Return all lines in the material below that contain "Leaving".

········

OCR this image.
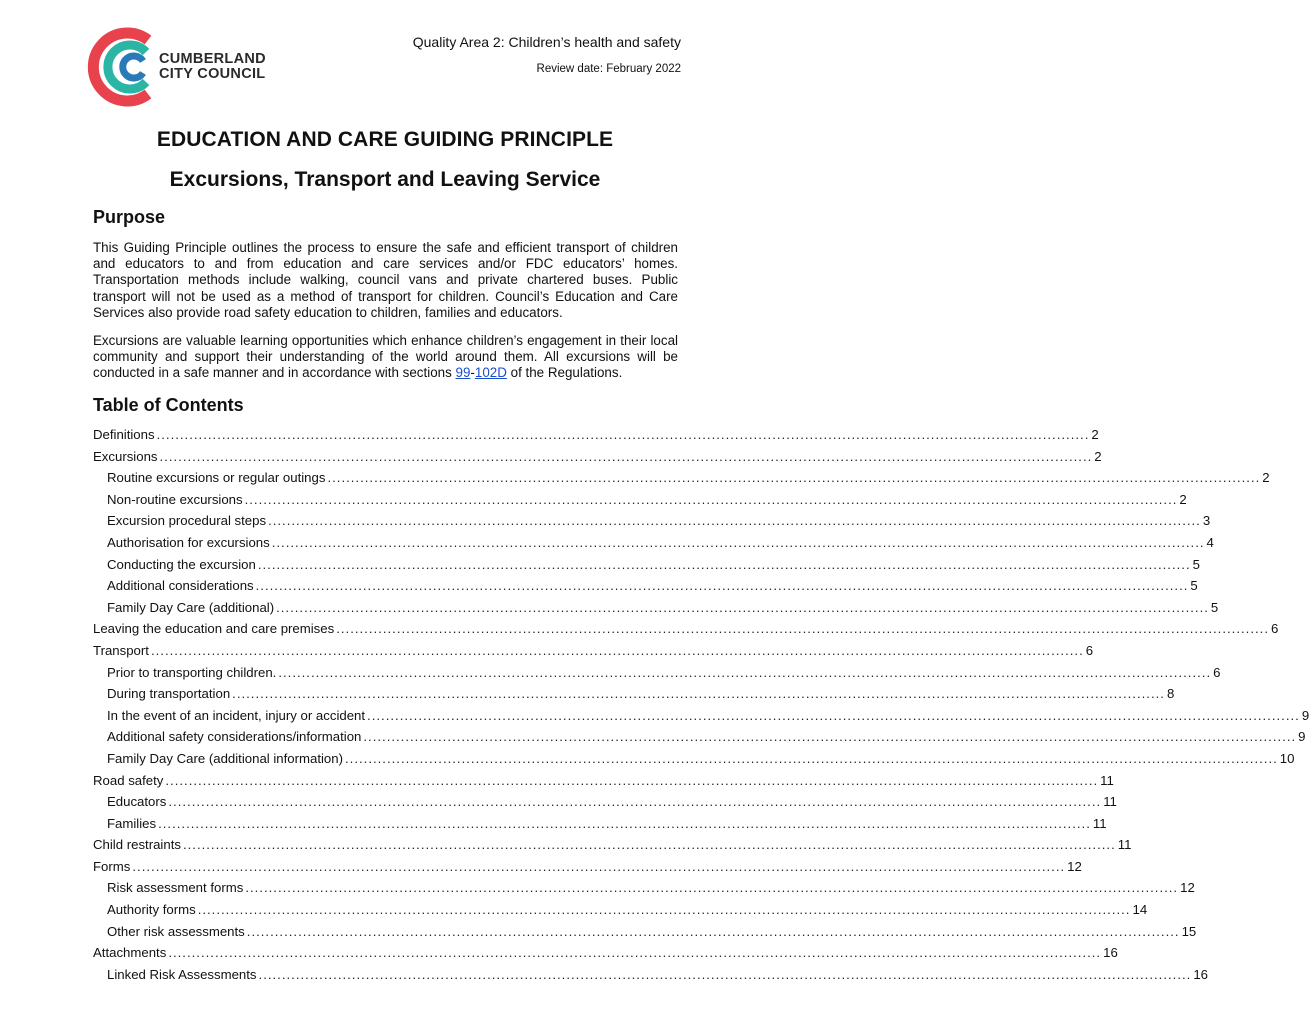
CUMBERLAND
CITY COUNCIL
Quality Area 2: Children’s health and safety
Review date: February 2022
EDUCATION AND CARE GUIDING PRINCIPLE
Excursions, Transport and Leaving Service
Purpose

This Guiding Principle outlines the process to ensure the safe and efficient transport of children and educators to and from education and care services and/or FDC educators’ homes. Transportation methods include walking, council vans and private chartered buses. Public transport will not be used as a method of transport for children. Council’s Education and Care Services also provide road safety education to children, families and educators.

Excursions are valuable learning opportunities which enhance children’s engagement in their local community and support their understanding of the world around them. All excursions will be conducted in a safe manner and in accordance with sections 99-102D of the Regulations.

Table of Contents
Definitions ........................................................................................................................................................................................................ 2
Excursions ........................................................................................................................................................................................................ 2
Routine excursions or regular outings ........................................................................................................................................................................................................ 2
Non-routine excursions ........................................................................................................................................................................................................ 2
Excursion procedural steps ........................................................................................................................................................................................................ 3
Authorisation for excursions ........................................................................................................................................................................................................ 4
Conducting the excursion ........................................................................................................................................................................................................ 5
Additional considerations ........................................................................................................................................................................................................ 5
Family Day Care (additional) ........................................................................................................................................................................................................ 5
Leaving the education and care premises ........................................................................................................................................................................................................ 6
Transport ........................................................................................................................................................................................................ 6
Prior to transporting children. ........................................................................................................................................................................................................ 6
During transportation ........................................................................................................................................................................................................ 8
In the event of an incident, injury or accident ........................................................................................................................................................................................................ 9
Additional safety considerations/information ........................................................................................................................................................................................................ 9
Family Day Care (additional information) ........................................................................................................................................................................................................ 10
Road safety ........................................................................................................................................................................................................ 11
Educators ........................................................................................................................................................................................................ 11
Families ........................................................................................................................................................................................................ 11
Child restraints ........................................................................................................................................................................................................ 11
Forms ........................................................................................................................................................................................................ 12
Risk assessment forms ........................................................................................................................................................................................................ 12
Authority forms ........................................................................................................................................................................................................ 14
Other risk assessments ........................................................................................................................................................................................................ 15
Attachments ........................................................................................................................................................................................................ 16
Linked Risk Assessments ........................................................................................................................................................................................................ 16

········

SOLUTION TO THIS EXERCISE:
Excursions, Transport and Leaving Service
Leaving the education and care premises ........................................................................................................................................................................................................ 6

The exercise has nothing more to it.